Start RECORDS TO USE

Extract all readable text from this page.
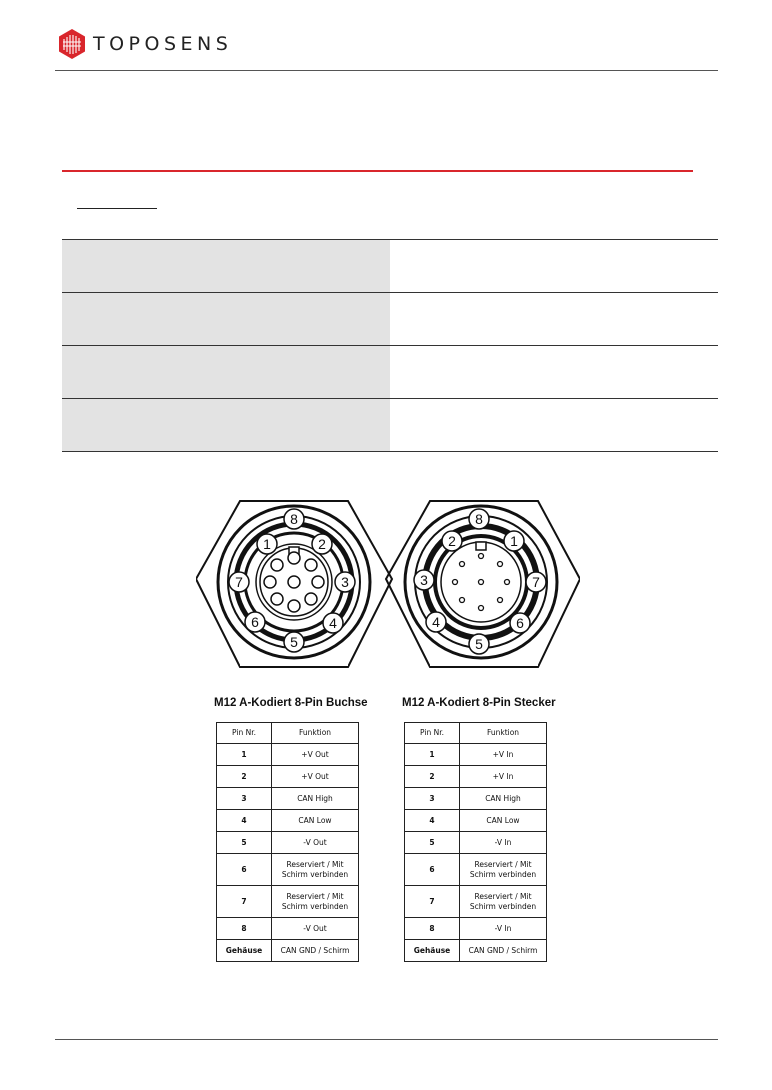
TOPOSENS

1	2
3
4
5
6
7
8
1
2
3
4
5
6
7
8
M12 A-Kodiert 8-Pin Buchse
Pin Nr.	Funktion
1	+V Out
2	+V Out
3	CAN High
4	CAN Low
5	-V Out
6	Reserviert / Mit Schirm verbinden
7	Reserviert / Mit Schirm verbinden
8	-V Out
Gehäuse	CAN GND / Schirm
M12 A-Kodiert 8-Pin Stecker
Pin Nr.	Funktion
1	+V In
2	+V In
3	CAN High
4	CAN Low
5	-V In
6	Reserviert / Mit Schirm verbinden
7	Reserviert / Mit Schirm verbinden
8	-V In
Gehäuse	CAN GND / Schirm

End RECORDS TO USE

## AIM OF THE EXERCISE
Leave out the pictures and output every record above precisely as given.

## ANSWER TO THIS TASK
Extract all readable text from this page.
TOPOSENS

1	2
3
4
5
6
7
8
1
2
3
4
5
6
7
8
M12 A-Kodiert 8-Pin Buchse
Pin Nr.	Funktion
1	+V Out
2	+V Out
3	CAN High
4	CAN Low
5	-V Out
6	Reserviert / Mit Schirm verbinden
7	Reserviert / Mit Schirm verbinden
8	-V Out
Gehäuse	CAN GND / Schirm
M12 A-Kodiert 8-Pin Stecker
Pin Nr.	Funktion
1	+V In
2	+V In
3	CAN High
4	CAN Low
5	-V In
6	Reserviert / Mit Schirm verbinden
7	Reserviert / Mit Schirm verbinden
8	-V In
Gehäuse	CAN GND / Schirm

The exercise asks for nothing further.